▶ REQUEST
From the listing below, copy only the lines running from the line that contains "Parse this chart: output" to the line that contains "Enumerate this screenshot's", both included.

::::

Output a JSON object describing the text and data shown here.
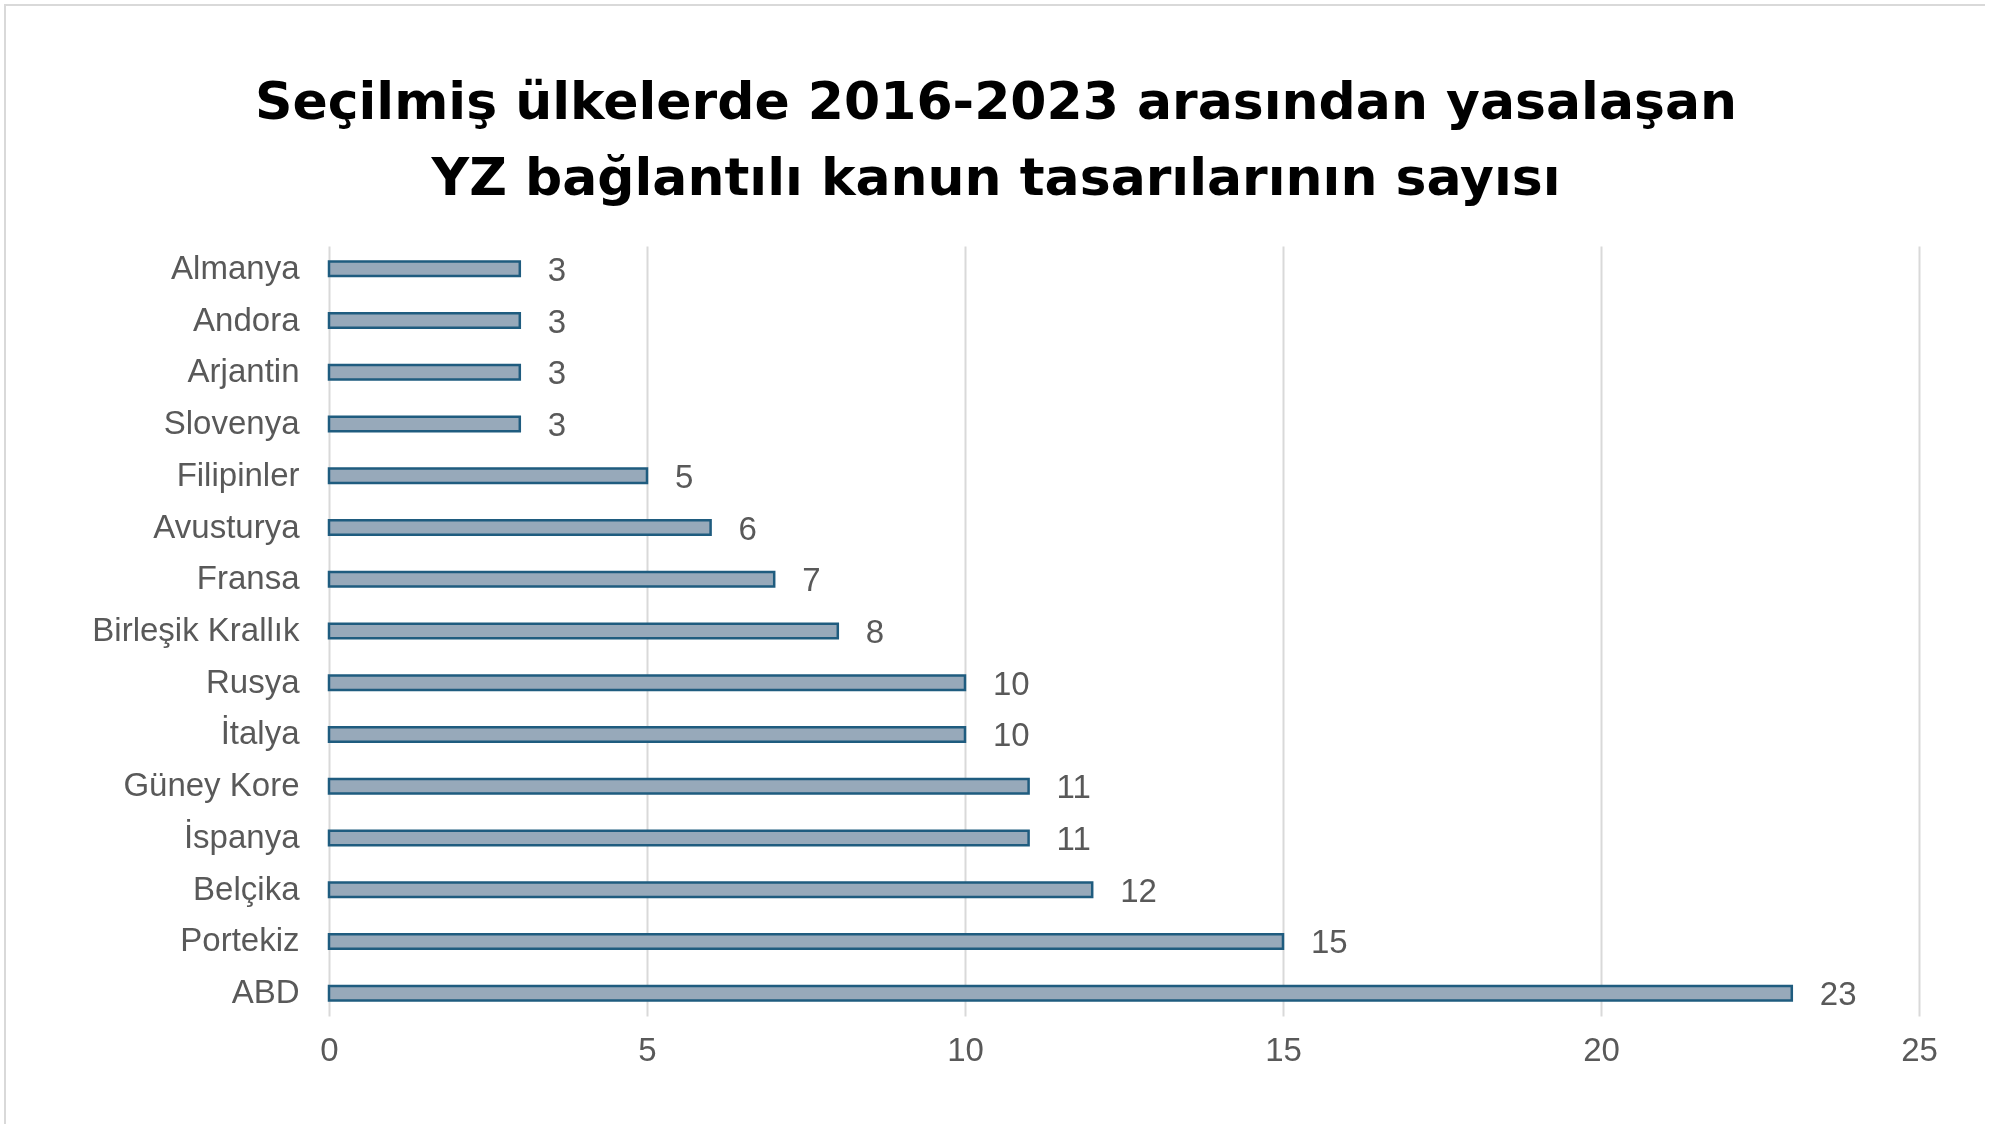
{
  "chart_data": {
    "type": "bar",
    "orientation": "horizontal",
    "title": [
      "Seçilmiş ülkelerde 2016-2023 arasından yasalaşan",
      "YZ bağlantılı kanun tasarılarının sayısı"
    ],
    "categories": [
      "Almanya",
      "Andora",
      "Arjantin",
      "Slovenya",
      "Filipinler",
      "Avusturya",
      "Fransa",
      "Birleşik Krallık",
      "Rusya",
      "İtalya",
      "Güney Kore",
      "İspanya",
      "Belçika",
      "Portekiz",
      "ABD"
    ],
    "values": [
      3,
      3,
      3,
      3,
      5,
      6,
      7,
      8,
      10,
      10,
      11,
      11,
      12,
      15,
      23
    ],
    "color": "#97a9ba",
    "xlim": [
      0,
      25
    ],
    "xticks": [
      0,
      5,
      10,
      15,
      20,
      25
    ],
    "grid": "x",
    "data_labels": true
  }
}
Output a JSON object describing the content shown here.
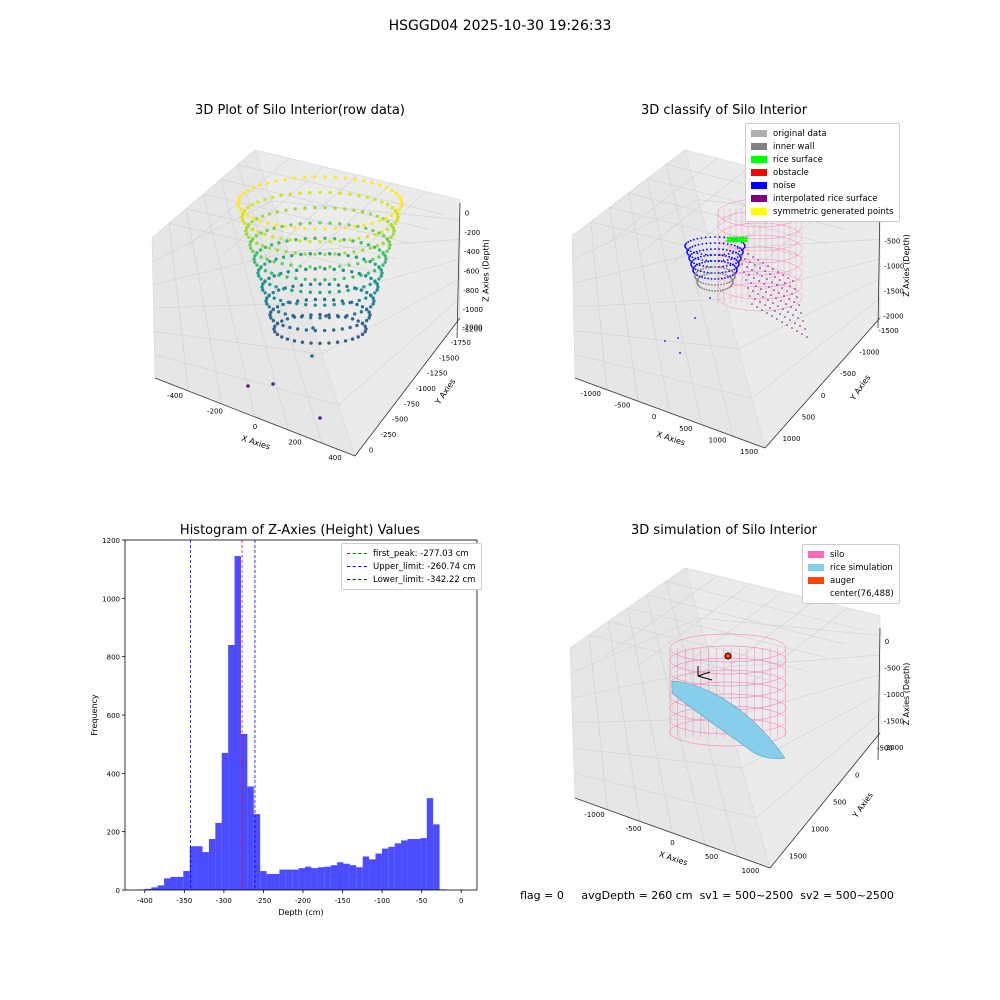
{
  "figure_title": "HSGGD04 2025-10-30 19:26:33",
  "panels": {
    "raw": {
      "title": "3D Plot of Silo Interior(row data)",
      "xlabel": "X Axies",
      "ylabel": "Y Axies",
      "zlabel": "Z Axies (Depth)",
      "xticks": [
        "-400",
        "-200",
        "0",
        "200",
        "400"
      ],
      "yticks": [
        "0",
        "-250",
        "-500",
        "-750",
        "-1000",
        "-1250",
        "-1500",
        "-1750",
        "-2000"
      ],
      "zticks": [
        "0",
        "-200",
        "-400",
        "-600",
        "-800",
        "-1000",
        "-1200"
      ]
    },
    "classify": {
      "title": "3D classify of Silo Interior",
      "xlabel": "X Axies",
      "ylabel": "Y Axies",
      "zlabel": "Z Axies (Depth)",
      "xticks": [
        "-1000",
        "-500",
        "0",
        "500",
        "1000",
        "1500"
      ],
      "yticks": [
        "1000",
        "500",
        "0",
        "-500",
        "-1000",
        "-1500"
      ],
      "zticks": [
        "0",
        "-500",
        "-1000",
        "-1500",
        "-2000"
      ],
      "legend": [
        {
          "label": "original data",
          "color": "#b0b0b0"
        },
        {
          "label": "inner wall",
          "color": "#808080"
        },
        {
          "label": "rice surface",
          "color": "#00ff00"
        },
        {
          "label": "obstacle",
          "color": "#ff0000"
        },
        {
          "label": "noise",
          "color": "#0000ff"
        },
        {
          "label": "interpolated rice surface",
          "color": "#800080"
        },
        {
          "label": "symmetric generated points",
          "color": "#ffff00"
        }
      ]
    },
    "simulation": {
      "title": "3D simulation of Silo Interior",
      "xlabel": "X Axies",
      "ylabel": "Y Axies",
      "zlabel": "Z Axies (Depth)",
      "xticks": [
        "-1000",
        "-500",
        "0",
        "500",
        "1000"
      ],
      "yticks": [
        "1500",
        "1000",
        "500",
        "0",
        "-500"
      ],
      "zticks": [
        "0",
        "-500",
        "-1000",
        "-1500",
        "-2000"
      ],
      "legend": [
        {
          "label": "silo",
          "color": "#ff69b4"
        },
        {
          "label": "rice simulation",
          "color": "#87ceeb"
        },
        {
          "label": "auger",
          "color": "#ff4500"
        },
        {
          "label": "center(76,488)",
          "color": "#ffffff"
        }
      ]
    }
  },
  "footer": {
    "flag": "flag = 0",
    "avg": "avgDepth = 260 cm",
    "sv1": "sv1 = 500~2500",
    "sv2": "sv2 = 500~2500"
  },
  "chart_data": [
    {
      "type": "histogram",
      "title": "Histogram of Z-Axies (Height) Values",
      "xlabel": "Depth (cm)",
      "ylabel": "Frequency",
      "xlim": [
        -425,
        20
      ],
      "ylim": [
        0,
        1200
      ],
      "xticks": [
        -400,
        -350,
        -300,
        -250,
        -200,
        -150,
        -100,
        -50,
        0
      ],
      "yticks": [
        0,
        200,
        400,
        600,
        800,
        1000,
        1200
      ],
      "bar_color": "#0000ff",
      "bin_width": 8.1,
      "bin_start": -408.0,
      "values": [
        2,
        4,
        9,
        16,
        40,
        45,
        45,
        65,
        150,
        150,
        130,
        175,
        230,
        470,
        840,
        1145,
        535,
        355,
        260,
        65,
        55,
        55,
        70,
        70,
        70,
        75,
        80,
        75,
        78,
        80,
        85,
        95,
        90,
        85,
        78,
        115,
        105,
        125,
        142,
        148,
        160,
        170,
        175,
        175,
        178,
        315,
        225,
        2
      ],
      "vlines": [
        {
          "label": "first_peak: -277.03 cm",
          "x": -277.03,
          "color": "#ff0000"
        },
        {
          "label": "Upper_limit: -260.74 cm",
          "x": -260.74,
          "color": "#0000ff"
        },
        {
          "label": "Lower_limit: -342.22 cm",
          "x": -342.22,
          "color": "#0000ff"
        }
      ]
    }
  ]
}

::::

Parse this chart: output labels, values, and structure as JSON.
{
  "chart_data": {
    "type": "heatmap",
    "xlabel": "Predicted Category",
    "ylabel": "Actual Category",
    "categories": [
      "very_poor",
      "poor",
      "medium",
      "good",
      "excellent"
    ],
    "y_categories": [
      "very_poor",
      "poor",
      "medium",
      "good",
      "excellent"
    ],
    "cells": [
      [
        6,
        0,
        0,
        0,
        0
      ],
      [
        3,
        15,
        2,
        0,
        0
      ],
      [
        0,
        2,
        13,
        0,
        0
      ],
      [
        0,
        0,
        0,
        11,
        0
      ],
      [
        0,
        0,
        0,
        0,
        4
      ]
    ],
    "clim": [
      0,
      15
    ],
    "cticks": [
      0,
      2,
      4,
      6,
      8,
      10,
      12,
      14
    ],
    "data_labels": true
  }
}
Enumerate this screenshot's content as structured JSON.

::::

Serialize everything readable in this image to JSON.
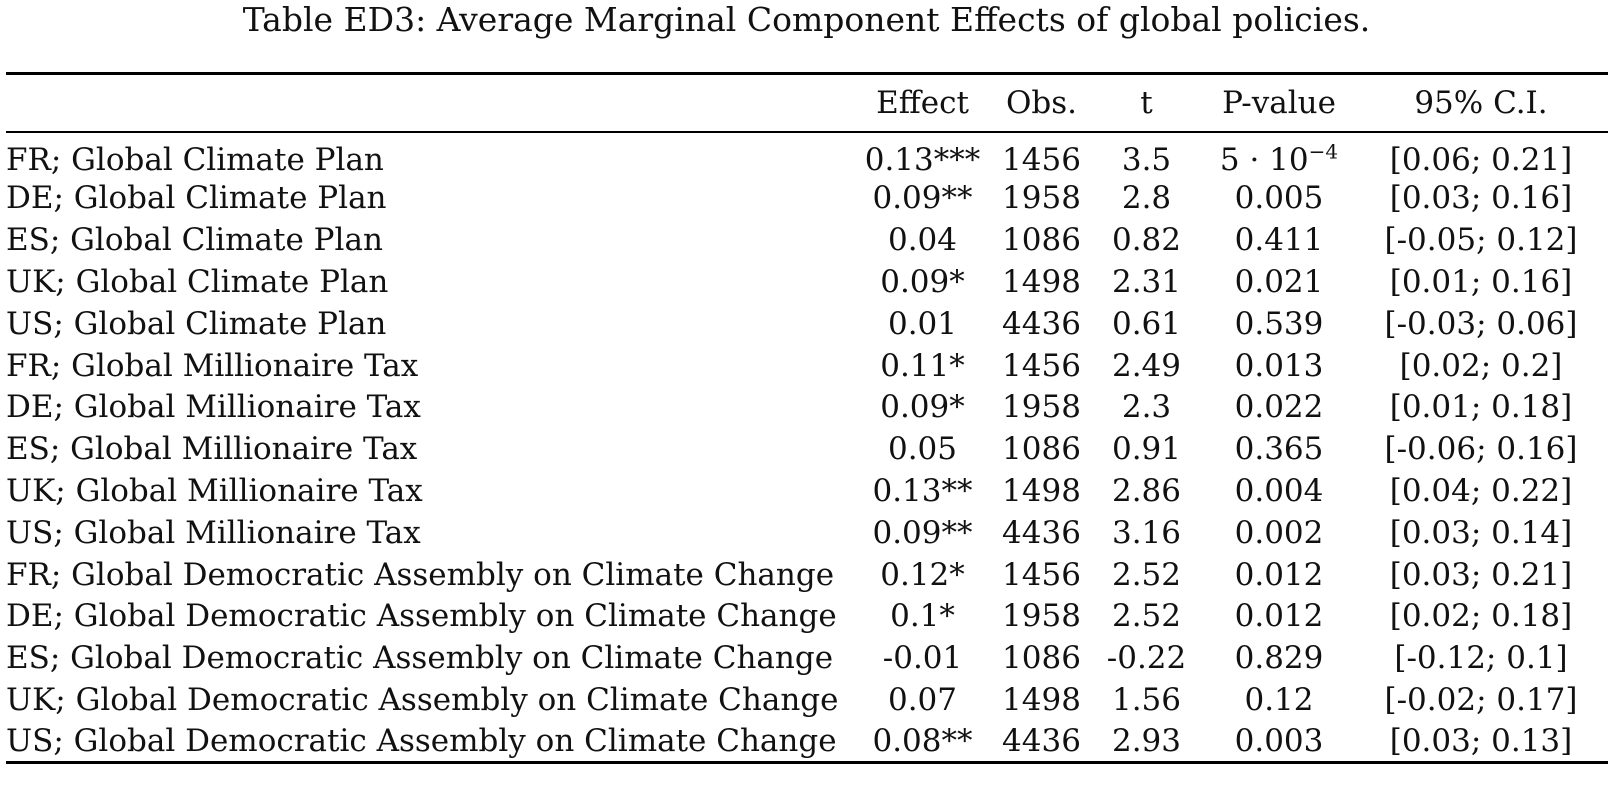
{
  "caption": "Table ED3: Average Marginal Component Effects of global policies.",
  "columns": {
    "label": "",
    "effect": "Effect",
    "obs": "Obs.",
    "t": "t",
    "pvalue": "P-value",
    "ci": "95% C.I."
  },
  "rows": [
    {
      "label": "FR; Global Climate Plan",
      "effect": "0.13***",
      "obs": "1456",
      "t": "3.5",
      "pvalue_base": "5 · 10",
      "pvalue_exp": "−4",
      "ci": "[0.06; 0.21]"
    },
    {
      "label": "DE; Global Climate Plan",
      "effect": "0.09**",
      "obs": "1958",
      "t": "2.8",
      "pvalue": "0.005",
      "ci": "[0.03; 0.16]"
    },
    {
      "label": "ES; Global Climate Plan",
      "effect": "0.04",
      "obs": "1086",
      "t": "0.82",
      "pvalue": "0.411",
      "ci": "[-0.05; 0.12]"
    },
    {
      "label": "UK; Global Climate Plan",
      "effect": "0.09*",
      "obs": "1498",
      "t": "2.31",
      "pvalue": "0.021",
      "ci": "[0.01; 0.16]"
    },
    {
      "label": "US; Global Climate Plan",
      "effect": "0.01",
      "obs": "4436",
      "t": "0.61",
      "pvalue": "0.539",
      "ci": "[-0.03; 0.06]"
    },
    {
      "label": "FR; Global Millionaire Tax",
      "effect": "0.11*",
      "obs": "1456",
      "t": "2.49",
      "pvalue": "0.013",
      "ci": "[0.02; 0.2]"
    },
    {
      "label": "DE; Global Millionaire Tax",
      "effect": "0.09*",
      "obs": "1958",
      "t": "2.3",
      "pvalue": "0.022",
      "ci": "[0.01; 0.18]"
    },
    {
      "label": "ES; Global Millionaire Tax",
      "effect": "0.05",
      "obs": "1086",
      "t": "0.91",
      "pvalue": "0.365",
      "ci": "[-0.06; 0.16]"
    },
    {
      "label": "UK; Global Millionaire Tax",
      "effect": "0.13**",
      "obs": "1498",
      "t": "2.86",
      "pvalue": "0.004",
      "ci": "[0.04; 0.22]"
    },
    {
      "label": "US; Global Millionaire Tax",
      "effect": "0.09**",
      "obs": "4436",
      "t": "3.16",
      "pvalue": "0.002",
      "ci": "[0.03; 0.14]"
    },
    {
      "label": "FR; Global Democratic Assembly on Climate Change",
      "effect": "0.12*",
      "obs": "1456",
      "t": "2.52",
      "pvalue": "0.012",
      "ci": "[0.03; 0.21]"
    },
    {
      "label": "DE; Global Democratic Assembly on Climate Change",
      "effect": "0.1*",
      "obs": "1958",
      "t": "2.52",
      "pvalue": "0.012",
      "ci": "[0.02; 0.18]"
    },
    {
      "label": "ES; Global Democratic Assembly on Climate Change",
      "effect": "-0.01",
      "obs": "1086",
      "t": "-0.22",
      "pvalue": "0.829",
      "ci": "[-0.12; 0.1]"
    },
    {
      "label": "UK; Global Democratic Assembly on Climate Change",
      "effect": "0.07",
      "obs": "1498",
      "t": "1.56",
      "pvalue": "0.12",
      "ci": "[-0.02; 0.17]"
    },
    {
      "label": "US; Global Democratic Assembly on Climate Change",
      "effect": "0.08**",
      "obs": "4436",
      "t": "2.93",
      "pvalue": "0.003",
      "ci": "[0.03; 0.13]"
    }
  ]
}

::::

▶ TASK ANSWER
Parse this chart: output labels, values, and structure as JSON.
{
  "chart_data": {
    "type": "heatmap",
    "xlabel": "Predicted Category",
    "ylabel": "Actual Category",
    "categories": [
      "very_poor",
      "poor",
      "medium",
      "good",
      "excellent"
    ],
    "y_categories": [
      "very_poor",
      "poor",
      "medium",
      "good",
      "excellent"
    ],
    "cells": [
      [
        6,
        0,
        0,
        0,
        0
      ],
      [
        3,
        15,
        2,
        0,
        0
      ],
      [
        0,
        2,
        13,
        0,
        0
      ],
      [
        0,
        0,
        0,
        11,
        0
      ],
      [
        0,
        0,
        0,
        0,
        4
      ]
    ],
    "clim": [
      0,
      15
    ],
    "cticks": [
      0,
      2,
      4,
      6,
      8,
      10,
      12,
      14
    ],
    "data_labels": true
  }
}
Enumerate this screenshot's content as structured JSON.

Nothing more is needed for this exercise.